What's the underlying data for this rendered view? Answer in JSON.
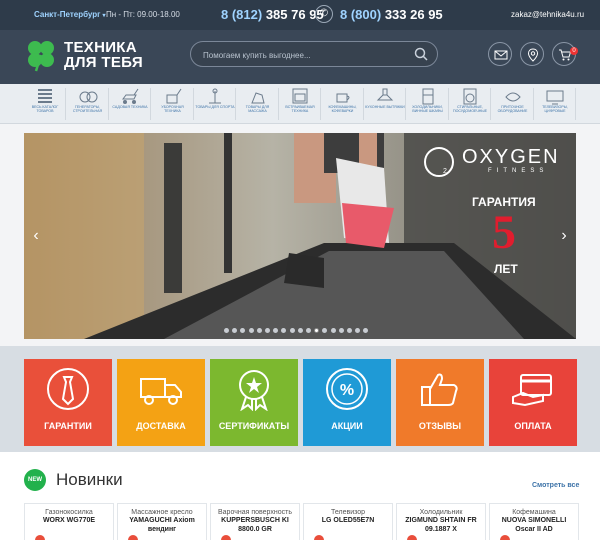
{
  "topbar": {
    "city": "Санкт-Петербург",
    "hours": "Пн - Пт: 09.00-18.00",
    "phone1_code": "8 (812)",
    "phone1_num": "385 76 95",
    "phone2_code": "8 (800)",
    "phone2_num": "333 26 95",
    "email": "zakaz@tehnika4u.ru"
  },
  "header": {
    "logo_line1": "ТЕХНИКА",
    "logo_line2": "ДЛЯ ТЕБЯ",
    "search_placeholder": "Помогаем купить выгоднее...",
    "cart_count": "0",
    "icons": [
      "mail-icon",
      "location-icon",
      "cart-icon"
    ]
  },
  "categories": [
    {
      "label": "Весь каталог товаров",
      "icon": "catalog-icon"
    },
    {
      "label": "Генераторы, строительная",
      "icon": "generator-icon"
    },
    {
      "label": "Садовая техника",
      "icon": "lawnmower-icon"
    },
    {
      "label": "Уборочная техника",
      "icon": "cleaning-icon"
    },
    {
      "label": "Товары для спорта",
      "icon": "sport-icon"
    },
    {
      "label": "Товары для массажа",
      "icon": "massage-icon"
    },
    {
      "label": "Встраиваемая техника",
      "icon": "oven-icon"
    },
    {
      "label": "Кофемашины, кофеварки",
      "icon": "coffee-icon"
    },
    {
      "label": "Кухонные вытяжки",
      "icon": "hood-icon"
    },
    {
      "label": "Холодильники, винные шкафы",
      "icon": "fridge-icon"
    },
    {
      "label": "Стиральные, посудомоечные",
      "icon": "washer-icon"
    },
    {
      "label": "Приточное оборудование",
      "icon": "ventilation-icon"
    },
    {
      "label": "Телевизоры, цифровые",
      "icon": "tv-icon"
    }
  ],
  "slider": {
    "brand": "OXYGEN",
    "brand_sub": "FITNESS",
    "guarantee": "ГАРАНТИЯ",
    "years_num": "5",
    "years_label": "ЛЕТ",
    "dot_count": 18,
    "active_dot": 11
  },
  "tiles": [
    {
      "label": "ГАРАНТИИ",
      "color": "#e9503a",
      "icon": "tie-icon"
    },
    {
      "label": "ДОСТАВКА",
      "color": "#f4a214",
      "icon": "truck-icon"
    },
    {
      "label": "СЕРТИФИКАТЫ",
      "color": "#7cb82f",
      "icon": "certificate-icon"
    },
    {
      "label": "АКЦИИ",
      "color": "#1f9ad6",
      "icon": "percent-icon"
    },
    {
      "label": "ОТЗЫВЫ",
      "color": "#f07a2a",
      "icon": "thumbs-up-icon"
    },
    {
      "label": "ОПЛАТА",
      "color": "#e8433a",
      "icon": "payment-card-icon"
    }
  ],
  "section": {
    "badge": "NEW",
    "title": "Новинки",
    "see_all": "Смотреть все"
  },
  "products": [
    {
      "type": "Газонокосилка",
      "name1": "WORX WG770E",
      "name2": ""
    },
    {
      "type": "Массажное кресло",
      "name1": "YAMAGUCHI Axiom",
      "name2": "вендинг"
    },
    {
      "type": "Варочная поверхность",
      "name1": "KUPPERSBUSCH KI",
      "name2": "8800.0 GR"
    },
    {
      "type": "Телевизор",
      "name1": "LG OLED55E7N",
      "name2": ""
    },
    {
      "type": "Холодильник",
      "name1": "ZIGMUND SHTAIN FR",
      "name2": "09.1887 X"
    },
    {
      "type": "Кофемашина",
      "name1": "NUOVA SIMONELLI",
      "name2": "Oscar II AD"
    }
  ]
}
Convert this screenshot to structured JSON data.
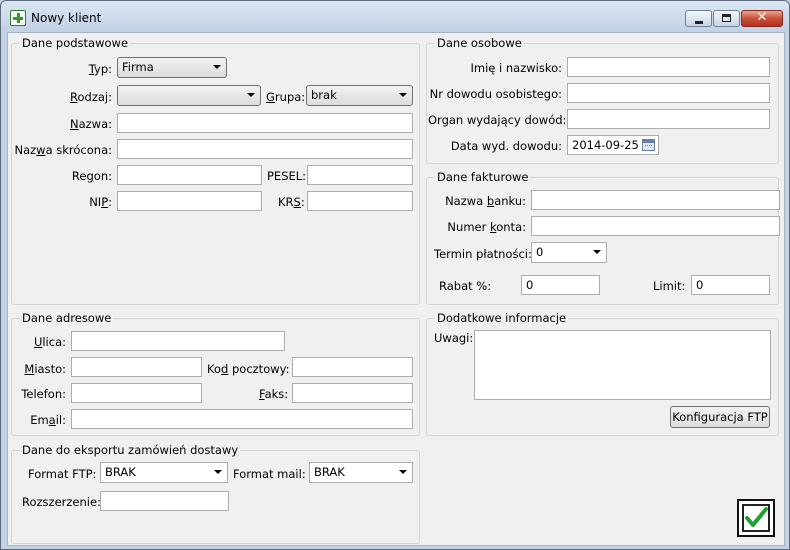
{
  "window": {
    "title": "Nowy klient",
    "close_glyph": "✕"
  },
  "podstawowe": {
    "title": "Dane podstawowe",
    "typ_label": "Typ:",
    "typ_value": "Firma",
    "rodzaj_label": "Rodzaj:",
    "rodzaj_value": "",
    "grupa_label": "Grupa:",
    "grupa_value": "brak",
    "nazwa_label": "Nazwa:",
    "nazwa_value": "",
    "nazwa_skr_label": "Nazwa skrócona:",
    "nazwa_skr_value": "",
    "regon_label": "Regon:",
    "regon_value": "",
    "pesel_label": "PESEL:",
    "pesel_value": "",
    "nip_label": "NIP:",
    "nip_value": "",
    "krs_label": "KRS:",
    "krs_value": ""
  },
  "osobowe": {
    "title": "Dane osobowe",
    "imie_label": "Imię i nazwisko:",
    "imie_value": "",
    "nr_dowodu_label": "Nr dowodu osobistego:",
    "nr_dowodu_value": "",
    "organ_label": "Organ wydający dowód:",
    "organ_value": "",
    "data_label": "Data wyd. dowodu:",
    "data_value": "2014-09-25"
  },
  "fakturowe": {
    "title": "Dane fakturowe",
    "bank_label": "Nazwa banku:",
    "bank_value": "",
    "konto_label": "Numer konta:",
    "konto_value": "",
    "termin_label": "Termin płatności:",
    "termin_value": "0",
    "rabat_label": "Rabat %:",
    "rabat_value": "0",
    "limit_label": "Limit:",
    "limit_value": "0"
  },
  "adresowe": {
    "title": "Dane adresowe",
    "ulica_label": "Ulica:",
    "ulica_value": "",
    "miasto_label": "Miasto:",
    "miasto_value": "",
    "kod_label": "Kod pocztowy:",
    "kod_value": "",
    "telefon_label": "Telefon:",
    "telefon_value": "",
    "faks_label": "Faks:",
    "faks_value": "",
    "email_label": "Email:",
    "email_value": ""
  },
  "dodatkowe": {
    "title": "Dodatkowe informacje",
    "uwagi_label": "Uwagi:",
    "uwagi_value": "",
    "ftp_button": "Konfiguracja FTP"
  },
  "eksport": {
    "title": "Dane do eksportu zamówień dostawy",
    "ftp_label": "Format FTP:",
    "ftp_value": "BRAK",
    "mail_label": "Format mail:",
    "mail_value": "BRAK",
    "rozszerzenie_label": "Rozszerzenie:",
    "rozszerzenie_value": ""
  },
  "colors": {
    "accent_check": "#1fa12f",
    "close_red": "#c8513b"
  }
}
* * *
→ **What to work on**:
Verbatim reproduction of every record is required; images are left out.

→ **Final answer**:
What's the underlying data for this rendered view? Answer in JSON.
{
  "topbar": {
    "city": "Санкт-Петербург",
    "hours": "Пн - Пт: 09.00-18.00",
    "phone1_code": "8 (812)",
    "phone1_num": "385 76 95",
    "phone2_code": "8 (800)",
    "phone2_num": "333 26 95",
    "email": "zakaz@tehnika4u.ru"
  },
  "header": {
    "logo_line1": "ТЕХНИКА",
    "logo_line2": "ДЛЯ ТЕБЯ",
    "search_placeholder": "Помогаем купить выгоднее...",
    "cart_count": "0",
    "icons": [
      "mail-icon",
      "location-icon",
      "cart-icon"
    ]
  },
  "categories": [
    {
      "label": "Весь каталог товаров",
      "icon": "catalog-icon"
    },
    {
      "label": "Генераторы, строительная",
      "icon": "generator-icon"
    },
    {
      "label": "Садовая техника",
      "icon": "lawnmower-icon"
    },
    {
      "label": "Уборочная техника",
      "icon": "cleaning-icon"
    },
    {
      "label": "Товары для спорта",
      "icon": "sport-icon"
    },
    {
      "label": "Товары для массажа",
      "icon": "massage-icon"
    },
    {
      "label": "Встраиваемая техника",
      "icon": "oven-icon"
    },
    {
      "label": "Кофемашины, кофеварки",
      "icon": "coffee-icon"
    },
    {
      "label": "Кухонные вытяжки",
      "icon": "hood-icon"
    },
    {
      "label": "Холодильники, винные шкафы",
      "icon": "fridge-icon"
    },
    {
      "label": "Стиральные, посудомоечные",
      "icon": "washer-icon"
    },
    {
      "label": "Приточное оборудование",
      "icon": "ventilation-icon"
    },
    {
      "label": "Телевизоры, цифровые",
      "icon": "tv-icon"
    }
  ],
  "slider": {
    "brand": "OXYGEN",
    "brand_sub": "FITNESS",
    "guarantee": "ГАРАНТИЯ",
    "years_num": "5",
    "years_label": "ЛЕТ",
    "dot_count": 18,
    "active_dot": 11
  },
  "tiles": [
    {
      "label": "ГАРАНТИИ",
      "color": "#e9503a",
      "icon": "tie-icon"
    },
    {
      "label": "ДОСТАВКА",
      "color": "#f4a214",
      "icon": "truck-icon"
    },
    {
      "label": "СЕРТИФИКАТЫ",
      "color": "#7cb82f",
      "icon": "certificate-icon"
    },
    {
      "label": "АКЦИИ",
      "color": "#1f9ad6",
      "icon": "percent-icon"
    },
    {
      "label": "ОТЗЫВЫ",
      "color": "#f07a2a",
      "icon": "thumbs-up-icon"
    },
    {
      "label": "ОПЛАТА",
      "color": "#e8433a",
      "icon": "payment-card-icon"
    }
  ],
  "section": {
    "badge": "NEW",
    "title": "Новинки",
    "see_all": "Смотреть все"
  },
  "products": [
    {
      "type": "Газонокосилка",
      "name1": "WORX WG770E",
      "name2": ""
    },
    {
      "type": "Массажное кресло",
      "name1": "YAMAGUCHI Axiom",
      "name2": "вендинг"
    },
    {
      "type": "Варочная поверхность",
      "name1": "KUPPERSBUSCH KI",
      "name2": "8800.0 GR"
    },
    {
      "type": "Телевизор",
      "name1": "LG OLED55E7N",
      "name2": ""
    },
    {
      "type": "Холодильник",
      "name1": "ZIGMUND SHTAIN FR",
      "name2": "09.1887 X"
    },
    {
      "type": "Кофемашина",
      "name1": "NUOVA SIMONELLI",
      "name2": "Oscar II AD"
    }
  ]
}
Convert this screenshot to structured JSON data.
{
  "window": {
    "title": "Nowy klient",
    "close_glyph": "✕"
  },
  "podstawowe": {
    "title": "Dane podstawowe",
    "typ_label": "Typ:",
    "typ_value": "Firma",
    "rodzaj_label": "Rodzaj:",
    "rodzaj_value": "",
    "grupa_label": "Grupa:",
    "grupa_value": "brak",
    "nazwa_label": "Nazwa:",
    "nazwa_value": "",
    "nazwa_skr_label": "Nazwa skrócona:",
    "nazwa_skr_value": "",
    "regon_label": "Regon:",
    "regon_value": "",
    "pesel_label": "PESEL:",
    "pesel_value": "",
    "nip_label": "NIP:",
    "nip_value": "",
    "krs_label": "KRS:",
    "krs_value": ""
  },
  "osobowe": {
    "title": "Dane osobowe",
    "imie_label": "Imię i nazwisko:",
    "imie_value": "",
    "nr_dowodu_label": "Nr dowodu osobistego:",
    "nr_dowodu_value": "",
    "organ_label": "Organ wydający dowód:",
    "organ_value": "",
    "data_label": "Data wyd. dowodu:",
    "data_value": "2014-09-25"
  },
  "fakturowe": {
    "title": "Dane fakturowe",
    "bank_label": "Nazwa banku:",
    "bank_value": "",
    "konto_label": "Numer konta:",
    "konto_value": "",
    "termin_label": "Termin płatności:",
    "termin_value": "0",
    "rabat_label": "Rabat %:",
    "rabat_value": "0",
    "limit_label": "Limit:",
    "limit_value": "0"
  },
  "adresowe": {
    "title": "Dane adresowe",
    "ulica_label": "Ulica:",
    "ulica_value": "",
    "miasto_label": "Miasto:",
    "miasto_value": "",
    "kod_label": "Kod pocztowy:",
    "kod_value": "",
    "telefon_label": "Telefon:",
    "telefon_value": "",
    "faks_label": "Faks:",
    "faks_value": "",
    "email_label": "Email:",
    "email_value": ""
  },
  "dodatkowe": {
    "title": "Dodatkowe informacje",
    "uwagi_label": "Uwagi:",
    "uwagi_value": "",
    "ftp_button": "Konfiguracja FTP"
  },
  "eksport": {
    "title": "Dane do eksportu zamówień dostawy",
    "ftp_label": "Format FTP:",
    "ftp_value": "BRAK",
    "mail_label": "Format mail:",
    "mail_value": "BRAK",
    "rozszerzenie_label": "Rozszerzenie:",
    "rozszerzenie_value": ""
  },
  "colors": {
    "accent_check": "#1fa12f",
    "close_red": "#c8513b"
  }
}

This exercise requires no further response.